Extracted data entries
* Begin *
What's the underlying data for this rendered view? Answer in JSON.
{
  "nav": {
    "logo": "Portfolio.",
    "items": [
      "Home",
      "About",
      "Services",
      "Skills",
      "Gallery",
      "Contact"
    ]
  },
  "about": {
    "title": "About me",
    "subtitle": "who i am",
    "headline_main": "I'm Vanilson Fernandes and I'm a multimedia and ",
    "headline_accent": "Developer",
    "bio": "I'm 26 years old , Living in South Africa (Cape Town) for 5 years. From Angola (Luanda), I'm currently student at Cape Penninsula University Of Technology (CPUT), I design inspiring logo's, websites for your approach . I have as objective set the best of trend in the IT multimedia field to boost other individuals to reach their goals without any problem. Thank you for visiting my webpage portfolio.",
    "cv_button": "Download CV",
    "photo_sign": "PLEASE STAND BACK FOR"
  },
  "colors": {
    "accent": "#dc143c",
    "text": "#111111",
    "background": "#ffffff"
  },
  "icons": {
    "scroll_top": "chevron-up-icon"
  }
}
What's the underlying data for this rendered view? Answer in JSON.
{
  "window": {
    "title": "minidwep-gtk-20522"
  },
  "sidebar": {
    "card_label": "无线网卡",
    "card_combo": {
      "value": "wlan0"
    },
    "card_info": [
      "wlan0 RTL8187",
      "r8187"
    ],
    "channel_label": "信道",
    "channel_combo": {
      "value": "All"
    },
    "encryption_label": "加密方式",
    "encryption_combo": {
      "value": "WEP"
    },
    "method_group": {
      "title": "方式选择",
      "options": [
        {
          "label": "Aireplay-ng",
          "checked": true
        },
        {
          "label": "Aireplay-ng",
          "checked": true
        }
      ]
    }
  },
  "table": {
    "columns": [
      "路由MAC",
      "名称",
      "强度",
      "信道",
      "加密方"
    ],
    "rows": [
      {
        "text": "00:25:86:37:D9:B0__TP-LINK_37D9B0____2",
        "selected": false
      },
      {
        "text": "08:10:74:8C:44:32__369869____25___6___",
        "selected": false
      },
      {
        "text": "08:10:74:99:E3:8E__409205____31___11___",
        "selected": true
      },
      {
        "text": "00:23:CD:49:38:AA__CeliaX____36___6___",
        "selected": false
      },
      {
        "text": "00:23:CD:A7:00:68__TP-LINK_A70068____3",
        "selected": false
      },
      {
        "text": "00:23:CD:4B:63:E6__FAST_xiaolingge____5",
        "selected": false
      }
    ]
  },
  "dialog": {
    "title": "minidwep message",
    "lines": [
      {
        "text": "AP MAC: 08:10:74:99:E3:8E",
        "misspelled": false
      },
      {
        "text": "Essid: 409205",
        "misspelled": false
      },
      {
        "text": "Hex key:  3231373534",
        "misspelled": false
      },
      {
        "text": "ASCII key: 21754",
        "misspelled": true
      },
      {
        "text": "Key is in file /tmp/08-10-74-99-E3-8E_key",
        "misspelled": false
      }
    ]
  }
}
* End *
REQUIREMENTS
Reproduce each entry above exactly, keeping every word.

FINISHED EXERCISE
What's the underlying data for this rendered view? Answer in JSON.
{
  "nav": {
    "logo": "Portfolio.",
    "items": [
      "Home",
      "About",
      "Services",
      "Skills",
      "Gallery",
      "Contact"
    ]
  },
  "about": {
    "title": "About me",
    "subtitle": "who i am",
    "headline_main": "I'm Vanilson Fernandes and I'm a multimedia and ",
    "headline_accent": "Developer",
    "bio": "I'm 26 years old , Living in South Africa (Cape Town) for 5 years. From Angola (Luanda), I'm currently student at Cape Penninsula University Of Technology (CPUT), I design inspiring logo's, websites for your approach . I have as objective set the best of trend in the IT multimedia field to boost other individuals to reach their goals without any problem. Thank you for visiting my webpage portfolio.",
    "cv_button": "Download CV",
    "photo_sign": "PLEASE STAND BACK FOR"
  },
  "colors": {
    "accent": "#dc143c",
    "text": "#111111",
    "background": "#ffffff"
  },
  "icons": {
    "scroll_top": "chevron-up-icon"
  }
}
What's the underlying data for this rendered view? Answer in JSON.
{
  "window": {
    "title": "minidwep-gtk-20522"
  },
  "sidebar": {
    "card_label": "无线网卡",
    "card_combo": {
      "value": "wlan0"
    },
    "card_info": [
      "wlan0 RTL8187",
      "r8187"
    ],
    "channel_label": "信道",
    "channel_combo": {
      "value": "All"
    },
    "encryption_label": "加密方式",
    "encryption_combo": {
      "value": "WEP"
    },
    "method_group": {
      "title": "方式选择",
      "options": [
        {
          "label": "Aireplay-ng",
          "checked": true
        },
        {
          "label": "Aireplay-ng",
          "checked": true
        }
      ]
    }
  },
  "table": {
    "columns": [
      "路由MAC",
      "名称",
      "强度",
      "信道",
      "加密方"
    ],
    "rows": [
      {
        "text": "00:25:86:37:D9:B0__TP-LINK_37D9B0____2",
        "selected": false
      },
      {
        "text": "08:10:74:8C:44:32__369869____25___6___",
        "selected": false
      },
      {
        "text": "08:10:74:99:E3:8E__409205____31___11___",
        "selected": true
      },
      {
        "text": "00:23:CD:49:38:AA__CeliaX____36___6___",
        "selected": false
      },
      {
        "text": "00:23:CD:A7:00:68__TP-LINK_A70068____3",
        "selected": false
      },
      {
        "text": "00:23:CD:4B:63:E6__FAST_xiaolingge____5",
        "selected": false
      }
    ]
  },
  "dialog": {
    "title": "minidwep message",
    "lines": [
      {
        "text": "AP MAC: 08:10:74:99:E3:8E",
        "misspelled": false
      },
      {
        "text": "Essid: 409205",
        "misspelled": false
      },
      {
        "text": "Hex key:  3231373534",
        "misspelled": false
      },
      {
        "text": "ASCII key: 21754",
        "misspelled": true
      },
      {
        "text": "Key is in file /tmp/08-10-74-99-E3-8E_key",
        "misspelled": false
      }
    ]
  }
}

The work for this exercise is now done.